## DIRECTIONS
List each line of the data that holds the string "Favours".

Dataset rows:
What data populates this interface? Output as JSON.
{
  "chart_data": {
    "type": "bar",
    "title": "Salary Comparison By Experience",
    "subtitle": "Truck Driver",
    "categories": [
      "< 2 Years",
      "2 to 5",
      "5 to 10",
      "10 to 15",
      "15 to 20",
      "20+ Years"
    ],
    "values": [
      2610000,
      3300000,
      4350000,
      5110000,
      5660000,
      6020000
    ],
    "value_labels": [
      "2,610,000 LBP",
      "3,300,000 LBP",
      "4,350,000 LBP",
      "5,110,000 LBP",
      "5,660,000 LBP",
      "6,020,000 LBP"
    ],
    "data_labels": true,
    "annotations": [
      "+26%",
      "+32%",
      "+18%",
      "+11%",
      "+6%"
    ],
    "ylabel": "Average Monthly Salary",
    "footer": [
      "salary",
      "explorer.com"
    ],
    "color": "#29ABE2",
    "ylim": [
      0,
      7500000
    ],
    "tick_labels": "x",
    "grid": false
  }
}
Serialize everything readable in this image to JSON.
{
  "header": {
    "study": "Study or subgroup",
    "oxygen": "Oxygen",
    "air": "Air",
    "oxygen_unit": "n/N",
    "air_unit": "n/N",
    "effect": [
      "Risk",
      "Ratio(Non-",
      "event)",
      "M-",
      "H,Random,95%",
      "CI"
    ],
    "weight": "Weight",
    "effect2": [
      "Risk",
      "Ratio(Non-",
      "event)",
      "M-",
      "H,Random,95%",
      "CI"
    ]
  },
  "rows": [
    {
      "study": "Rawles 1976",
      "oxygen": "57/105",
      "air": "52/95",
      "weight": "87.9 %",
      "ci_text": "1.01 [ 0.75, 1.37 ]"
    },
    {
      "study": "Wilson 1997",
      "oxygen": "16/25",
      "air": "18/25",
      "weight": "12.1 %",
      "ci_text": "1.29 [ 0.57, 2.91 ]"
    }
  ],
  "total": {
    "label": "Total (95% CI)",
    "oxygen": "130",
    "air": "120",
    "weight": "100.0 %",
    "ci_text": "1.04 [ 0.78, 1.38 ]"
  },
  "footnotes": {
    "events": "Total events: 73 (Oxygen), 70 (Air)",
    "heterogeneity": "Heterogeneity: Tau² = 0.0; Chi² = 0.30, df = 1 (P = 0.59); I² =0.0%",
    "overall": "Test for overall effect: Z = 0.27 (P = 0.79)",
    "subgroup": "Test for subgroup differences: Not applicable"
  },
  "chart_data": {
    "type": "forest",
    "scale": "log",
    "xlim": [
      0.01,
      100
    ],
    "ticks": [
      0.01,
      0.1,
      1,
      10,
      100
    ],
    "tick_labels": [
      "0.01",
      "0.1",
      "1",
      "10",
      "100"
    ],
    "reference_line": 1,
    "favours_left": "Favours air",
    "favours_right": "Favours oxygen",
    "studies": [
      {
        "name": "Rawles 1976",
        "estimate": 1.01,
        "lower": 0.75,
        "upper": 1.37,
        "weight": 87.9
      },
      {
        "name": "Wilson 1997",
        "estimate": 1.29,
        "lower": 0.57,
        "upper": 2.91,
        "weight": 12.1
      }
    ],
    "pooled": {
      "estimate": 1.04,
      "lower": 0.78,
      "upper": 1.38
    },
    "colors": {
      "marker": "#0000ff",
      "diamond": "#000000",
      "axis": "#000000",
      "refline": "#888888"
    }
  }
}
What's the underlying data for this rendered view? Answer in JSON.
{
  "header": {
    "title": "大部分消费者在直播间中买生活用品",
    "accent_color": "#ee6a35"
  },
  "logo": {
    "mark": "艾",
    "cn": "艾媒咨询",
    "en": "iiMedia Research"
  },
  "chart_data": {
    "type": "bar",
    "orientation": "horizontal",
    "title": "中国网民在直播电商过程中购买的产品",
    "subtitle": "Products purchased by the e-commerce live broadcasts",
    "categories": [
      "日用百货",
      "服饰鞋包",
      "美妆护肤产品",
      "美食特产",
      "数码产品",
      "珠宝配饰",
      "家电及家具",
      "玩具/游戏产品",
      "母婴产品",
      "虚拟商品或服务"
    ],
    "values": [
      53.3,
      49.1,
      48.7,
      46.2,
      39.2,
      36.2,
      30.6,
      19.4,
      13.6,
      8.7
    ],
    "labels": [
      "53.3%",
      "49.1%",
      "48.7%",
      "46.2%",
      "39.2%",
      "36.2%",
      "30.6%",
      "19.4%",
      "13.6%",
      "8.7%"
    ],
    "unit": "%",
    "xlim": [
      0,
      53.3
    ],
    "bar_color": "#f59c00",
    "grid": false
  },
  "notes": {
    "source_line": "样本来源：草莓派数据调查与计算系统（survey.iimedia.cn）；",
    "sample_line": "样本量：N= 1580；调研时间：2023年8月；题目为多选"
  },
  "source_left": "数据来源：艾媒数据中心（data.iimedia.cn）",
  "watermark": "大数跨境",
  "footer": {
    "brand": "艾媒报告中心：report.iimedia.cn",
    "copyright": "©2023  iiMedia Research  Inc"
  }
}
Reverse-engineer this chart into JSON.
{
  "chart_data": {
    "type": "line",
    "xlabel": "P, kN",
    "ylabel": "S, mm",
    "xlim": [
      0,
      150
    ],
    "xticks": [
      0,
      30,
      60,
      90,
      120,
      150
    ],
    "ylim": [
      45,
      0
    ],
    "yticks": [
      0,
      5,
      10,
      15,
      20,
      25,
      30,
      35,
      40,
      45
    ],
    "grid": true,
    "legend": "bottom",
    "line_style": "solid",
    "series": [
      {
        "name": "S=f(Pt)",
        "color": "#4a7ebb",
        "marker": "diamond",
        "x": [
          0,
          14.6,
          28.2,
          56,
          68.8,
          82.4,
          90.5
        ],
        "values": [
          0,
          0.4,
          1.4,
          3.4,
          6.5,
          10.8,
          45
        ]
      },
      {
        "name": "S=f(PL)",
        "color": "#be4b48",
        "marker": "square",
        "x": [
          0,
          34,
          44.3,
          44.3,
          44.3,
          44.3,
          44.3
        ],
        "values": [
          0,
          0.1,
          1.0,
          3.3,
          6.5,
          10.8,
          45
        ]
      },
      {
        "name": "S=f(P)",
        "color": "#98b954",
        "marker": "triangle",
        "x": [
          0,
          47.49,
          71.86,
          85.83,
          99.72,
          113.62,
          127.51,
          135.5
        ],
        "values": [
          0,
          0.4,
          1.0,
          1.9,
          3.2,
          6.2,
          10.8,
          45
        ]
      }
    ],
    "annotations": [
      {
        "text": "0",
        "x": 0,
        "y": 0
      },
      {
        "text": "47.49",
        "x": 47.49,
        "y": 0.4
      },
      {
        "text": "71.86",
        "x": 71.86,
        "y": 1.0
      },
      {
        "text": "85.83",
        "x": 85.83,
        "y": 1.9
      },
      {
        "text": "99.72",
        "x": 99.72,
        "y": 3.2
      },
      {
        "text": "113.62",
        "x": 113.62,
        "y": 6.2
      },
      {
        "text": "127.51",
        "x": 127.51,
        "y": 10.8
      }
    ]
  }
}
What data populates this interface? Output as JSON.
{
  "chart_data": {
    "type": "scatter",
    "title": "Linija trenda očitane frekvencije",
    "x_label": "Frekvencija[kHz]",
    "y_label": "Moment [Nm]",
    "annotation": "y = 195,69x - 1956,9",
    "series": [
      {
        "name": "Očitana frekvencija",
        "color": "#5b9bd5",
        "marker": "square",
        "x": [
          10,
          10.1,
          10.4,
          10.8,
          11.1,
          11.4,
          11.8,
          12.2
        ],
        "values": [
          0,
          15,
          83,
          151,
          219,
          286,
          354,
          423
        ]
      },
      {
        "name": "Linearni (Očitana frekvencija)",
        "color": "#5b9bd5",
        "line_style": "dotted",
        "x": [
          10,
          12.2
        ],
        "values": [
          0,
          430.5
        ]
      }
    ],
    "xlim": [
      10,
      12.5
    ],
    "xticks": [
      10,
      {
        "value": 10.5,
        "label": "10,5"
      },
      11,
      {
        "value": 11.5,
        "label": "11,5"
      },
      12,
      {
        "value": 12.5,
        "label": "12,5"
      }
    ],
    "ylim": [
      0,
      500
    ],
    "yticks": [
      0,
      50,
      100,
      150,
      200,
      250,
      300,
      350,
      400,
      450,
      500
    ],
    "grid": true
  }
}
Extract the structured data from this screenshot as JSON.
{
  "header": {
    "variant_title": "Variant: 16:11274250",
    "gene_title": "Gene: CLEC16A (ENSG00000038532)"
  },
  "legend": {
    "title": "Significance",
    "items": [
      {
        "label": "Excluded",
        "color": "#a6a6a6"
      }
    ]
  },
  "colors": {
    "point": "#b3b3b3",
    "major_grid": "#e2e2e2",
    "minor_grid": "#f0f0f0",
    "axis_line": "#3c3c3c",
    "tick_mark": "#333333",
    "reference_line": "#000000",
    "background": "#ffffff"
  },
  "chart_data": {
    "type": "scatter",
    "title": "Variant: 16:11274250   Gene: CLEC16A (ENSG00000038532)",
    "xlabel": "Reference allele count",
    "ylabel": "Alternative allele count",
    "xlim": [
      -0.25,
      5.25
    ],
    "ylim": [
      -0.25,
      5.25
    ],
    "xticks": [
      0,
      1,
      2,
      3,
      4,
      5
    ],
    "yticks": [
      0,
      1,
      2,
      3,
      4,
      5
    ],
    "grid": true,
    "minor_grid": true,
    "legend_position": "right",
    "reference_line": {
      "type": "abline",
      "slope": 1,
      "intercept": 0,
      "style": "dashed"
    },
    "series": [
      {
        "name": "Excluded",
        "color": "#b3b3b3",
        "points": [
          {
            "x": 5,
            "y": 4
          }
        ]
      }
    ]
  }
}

## RESULT FOR THIS EXERCISE
    "favours_left": "Favours air",
    "favours_right": "Favours oxygen",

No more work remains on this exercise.